TASK DIRECTIONS: Tally the lines in the data that follows that include the word "Properties", and report nothing but the total.

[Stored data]

****************************************

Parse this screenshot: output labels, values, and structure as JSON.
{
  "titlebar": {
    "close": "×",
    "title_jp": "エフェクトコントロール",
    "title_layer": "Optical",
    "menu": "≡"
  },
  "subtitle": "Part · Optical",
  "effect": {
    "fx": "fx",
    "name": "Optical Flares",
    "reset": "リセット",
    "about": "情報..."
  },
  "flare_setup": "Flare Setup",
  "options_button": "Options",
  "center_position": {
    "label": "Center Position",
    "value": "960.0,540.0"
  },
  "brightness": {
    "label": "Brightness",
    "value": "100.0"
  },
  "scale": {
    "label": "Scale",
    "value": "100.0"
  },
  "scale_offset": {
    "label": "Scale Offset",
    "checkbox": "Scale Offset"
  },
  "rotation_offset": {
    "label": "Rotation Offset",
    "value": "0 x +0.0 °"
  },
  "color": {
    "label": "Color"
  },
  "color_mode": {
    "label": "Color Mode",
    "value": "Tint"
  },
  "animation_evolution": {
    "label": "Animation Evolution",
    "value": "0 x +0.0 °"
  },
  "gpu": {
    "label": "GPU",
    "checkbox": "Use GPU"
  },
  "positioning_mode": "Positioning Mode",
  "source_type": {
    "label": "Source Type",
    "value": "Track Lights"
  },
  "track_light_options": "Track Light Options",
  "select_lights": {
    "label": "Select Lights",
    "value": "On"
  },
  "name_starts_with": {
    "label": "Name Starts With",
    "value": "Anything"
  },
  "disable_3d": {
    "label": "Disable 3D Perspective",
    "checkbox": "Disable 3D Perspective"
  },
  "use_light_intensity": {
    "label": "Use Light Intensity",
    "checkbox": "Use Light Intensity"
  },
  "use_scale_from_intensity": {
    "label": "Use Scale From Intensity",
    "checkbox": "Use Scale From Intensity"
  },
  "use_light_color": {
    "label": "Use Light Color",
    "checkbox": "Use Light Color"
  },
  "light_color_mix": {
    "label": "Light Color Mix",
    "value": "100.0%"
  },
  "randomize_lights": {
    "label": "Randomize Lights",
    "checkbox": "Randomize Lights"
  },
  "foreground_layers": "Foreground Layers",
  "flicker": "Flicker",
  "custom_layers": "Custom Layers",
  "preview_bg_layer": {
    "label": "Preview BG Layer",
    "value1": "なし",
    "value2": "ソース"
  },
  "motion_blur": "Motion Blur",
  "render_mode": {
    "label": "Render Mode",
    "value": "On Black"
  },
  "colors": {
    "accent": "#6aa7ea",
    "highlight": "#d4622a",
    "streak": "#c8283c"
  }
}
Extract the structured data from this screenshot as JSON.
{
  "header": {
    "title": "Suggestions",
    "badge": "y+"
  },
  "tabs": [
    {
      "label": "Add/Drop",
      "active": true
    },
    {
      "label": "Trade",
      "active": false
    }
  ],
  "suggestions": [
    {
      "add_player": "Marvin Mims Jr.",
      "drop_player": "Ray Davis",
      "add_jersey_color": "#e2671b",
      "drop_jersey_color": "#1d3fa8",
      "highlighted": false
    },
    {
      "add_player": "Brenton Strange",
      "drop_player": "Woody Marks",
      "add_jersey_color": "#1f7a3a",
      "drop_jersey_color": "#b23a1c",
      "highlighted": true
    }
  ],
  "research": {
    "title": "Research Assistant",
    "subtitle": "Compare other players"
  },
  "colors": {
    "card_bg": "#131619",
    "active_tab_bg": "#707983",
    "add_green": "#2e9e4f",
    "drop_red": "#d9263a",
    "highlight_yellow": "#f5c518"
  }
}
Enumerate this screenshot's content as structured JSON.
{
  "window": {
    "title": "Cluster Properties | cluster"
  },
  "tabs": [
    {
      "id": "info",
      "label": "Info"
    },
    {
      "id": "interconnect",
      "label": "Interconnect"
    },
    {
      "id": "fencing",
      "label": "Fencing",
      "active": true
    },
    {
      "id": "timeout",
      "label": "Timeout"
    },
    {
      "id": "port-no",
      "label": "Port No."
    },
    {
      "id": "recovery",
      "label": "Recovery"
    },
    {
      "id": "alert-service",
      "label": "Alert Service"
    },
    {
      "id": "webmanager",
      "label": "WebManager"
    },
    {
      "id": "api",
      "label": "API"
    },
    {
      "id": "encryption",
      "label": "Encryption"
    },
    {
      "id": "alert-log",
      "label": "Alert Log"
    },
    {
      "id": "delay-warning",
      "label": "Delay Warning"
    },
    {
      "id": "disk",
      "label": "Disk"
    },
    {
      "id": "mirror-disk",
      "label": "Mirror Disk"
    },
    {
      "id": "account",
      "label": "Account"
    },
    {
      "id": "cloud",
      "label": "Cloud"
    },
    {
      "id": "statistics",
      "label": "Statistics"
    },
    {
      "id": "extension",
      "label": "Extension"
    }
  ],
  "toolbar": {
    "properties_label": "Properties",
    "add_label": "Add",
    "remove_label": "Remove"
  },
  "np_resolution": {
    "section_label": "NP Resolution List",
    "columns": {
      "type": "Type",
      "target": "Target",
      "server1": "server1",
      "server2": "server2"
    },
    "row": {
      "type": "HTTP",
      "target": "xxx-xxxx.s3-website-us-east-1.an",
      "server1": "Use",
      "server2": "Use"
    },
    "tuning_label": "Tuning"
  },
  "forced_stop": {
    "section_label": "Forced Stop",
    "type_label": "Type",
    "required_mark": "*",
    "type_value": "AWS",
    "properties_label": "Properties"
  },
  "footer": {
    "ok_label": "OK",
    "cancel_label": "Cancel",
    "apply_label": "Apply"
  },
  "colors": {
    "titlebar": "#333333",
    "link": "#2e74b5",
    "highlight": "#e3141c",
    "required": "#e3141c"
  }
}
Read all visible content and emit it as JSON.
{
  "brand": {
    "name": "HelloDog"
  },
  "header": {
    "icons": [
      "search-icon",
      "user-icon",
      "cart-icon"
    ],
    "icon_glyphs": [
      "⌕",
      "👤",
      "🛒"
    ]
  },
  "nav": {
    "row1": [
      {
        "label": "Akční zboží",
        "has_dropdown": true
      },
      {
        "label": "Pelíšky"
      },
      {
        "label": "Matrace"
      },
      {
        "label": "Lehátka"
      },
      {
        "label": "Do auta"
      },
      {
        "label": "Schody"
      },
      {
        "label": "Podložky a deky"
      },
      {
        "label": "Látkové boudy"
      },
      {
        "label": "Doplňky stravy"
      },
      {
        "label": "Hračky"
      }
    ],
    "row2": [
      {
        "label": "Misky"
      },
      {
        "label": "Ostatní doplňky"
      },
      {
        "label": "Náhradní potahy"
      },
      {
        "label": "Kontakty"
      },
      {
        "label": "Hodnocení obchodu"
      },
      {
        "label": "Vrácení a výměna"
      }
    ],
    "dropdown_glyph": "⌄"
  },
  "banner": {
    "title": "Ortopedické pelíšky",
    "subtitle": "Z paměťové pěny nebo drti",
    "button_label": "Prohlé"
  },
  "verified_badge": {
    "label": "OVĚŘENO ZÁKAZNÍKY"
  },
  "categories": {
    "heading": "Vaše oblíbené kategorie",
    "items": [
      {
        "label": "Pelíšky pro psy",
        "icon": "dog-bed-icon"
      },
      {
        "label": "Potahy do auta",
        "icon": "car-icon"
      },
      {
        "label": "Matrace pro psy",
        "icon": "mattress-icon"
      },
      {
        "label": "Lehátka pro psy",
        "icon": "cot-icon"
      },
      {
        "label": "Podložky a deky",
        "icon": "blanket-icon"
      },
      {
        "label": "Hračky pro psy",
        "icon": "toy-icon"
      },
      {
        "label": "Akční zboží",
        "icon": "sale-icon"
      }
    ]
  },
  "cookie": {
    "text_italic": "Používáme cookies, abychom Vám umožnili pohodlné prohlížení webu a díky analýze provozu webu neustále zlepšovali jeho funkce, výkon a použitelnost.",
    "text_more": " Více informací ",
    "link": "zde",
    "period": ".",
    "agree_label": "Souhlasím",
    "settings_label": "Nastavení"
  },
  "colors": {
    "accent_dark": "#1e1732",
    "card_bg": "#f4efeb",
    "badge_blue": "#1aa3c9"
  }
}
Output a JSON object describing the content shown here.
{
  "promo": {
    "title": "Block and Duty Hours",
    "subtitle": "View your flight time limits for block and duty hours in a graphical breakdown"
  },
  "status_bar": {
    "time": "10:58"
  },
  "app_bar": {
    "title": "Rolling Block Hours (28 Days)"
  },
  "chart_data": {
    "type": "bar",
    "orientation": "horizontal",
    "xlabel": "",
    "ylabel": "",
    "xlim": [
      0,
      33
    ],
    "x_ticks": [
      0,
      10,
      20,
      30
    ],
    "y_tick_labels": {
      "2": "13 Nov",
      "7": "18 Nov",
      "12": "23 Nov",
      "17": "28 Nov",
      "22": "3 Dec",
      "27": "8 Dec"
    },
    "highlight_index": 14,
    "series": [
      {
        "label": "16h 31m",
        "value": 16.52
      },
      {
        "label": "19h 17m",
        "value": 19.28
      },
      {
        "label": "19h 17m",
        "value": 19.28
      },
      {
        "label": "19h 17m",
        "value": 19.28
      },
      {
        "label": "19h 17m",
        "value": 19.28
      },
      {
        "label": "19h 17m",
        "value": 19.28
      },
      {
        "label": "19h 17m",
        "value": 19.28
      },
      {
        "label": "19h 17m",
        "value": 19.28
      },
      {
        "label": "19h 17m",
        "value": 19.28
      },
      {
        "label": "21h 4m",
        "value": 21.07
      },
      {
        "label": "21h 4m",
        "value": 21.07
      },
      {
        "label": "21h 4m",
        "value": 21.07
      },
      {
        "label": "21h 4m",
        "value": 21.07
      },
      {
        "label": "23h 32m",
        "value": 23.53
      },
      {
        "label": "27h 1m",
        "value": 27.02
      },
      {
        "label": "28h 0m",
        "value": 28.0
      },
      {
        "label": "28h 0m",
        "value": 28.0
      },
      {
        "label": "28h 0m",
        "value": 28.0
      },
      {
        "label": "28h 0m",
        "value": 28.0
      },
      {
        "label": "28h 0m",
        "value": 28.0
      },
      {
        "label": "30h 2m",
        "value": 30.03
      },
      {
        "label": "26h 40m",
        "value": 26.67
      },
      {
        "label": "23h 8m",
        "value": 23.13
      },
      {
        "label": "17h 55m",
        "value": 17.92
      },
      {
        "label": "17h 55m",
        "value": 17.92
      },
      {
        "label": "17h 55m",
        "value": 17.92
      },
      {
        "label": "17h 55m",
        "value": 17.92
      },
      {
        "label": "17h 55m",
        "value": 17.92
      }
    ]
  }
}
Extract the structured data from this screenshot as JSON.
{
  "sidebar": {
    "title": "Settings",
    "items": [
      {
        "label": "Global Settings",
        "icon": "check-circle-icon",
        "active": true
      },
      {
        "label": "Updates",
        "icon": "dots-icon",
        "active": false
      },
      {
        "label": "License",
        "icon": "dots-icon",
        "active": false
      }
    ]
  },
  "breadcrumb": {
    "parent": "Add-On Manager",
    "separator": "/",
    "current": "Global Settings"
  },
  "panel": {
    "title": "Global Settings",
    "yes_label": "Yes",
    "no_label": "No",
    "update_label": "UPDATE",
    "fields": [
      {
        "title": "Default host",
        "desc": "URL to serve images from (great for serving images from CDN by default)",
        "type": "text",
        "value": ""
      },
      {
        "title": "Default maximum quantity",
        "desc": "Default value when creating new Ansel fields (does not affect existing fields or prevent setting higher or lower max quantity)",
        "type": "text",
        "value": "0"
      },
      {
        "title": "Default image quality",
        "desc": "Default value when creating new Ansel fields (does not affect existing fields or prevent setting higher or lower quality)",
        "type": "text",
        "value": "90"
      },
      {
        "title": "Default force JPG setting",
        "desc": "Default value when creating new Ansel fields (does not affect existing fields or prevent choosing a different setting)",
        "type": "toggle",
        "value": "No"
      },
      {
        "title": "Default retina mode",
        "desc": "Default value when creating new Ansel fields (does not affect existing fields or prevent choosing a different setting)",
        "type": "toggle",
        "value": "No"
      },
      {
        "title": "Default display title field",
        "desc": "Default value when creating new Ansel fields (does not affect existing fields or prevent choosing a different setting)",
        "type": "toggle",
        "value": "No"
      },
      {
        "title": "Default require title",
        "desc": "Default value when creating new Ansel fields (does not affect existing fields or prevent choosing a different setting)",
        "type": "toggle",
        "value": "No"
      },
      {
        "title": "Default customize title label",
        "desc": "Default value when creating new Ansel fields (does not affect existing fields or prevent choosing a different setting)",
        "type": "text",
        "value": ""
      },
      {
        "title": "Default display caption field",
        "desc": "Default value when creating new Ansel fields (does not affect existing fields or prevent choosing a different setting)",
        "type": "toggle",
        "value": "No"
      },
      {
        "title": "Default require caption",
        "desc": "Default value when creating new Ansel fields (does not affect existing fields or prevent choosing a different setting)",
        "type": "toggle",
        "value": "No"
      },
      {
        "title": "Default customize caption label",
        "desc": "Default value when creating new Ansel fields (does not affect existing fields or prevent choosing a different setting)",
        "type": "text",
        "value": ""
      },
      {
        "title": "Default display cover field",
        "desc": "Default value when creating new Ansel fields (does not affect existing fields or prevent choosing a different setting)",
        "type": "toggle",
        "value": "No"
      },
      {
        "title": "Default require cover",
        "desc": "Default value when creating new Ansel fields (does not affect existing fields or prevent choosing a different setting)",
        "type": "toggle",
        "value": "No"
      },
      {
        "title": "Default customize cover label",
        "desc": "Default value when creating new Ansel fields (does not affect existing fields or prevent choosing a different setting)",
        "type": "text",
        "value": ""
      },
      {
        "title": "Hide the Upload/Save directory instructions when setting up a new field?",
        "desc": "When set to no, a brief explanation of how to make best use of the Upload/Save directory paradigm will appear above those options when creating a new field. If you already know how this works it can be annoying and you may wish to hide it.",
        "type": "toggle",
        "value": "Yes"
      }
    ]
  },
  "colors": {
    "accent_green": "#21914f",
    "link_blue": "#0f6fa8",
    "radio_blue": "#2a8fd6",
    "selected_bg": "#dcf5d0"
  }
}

****************************************

ANSWER TO THIS TASK: 3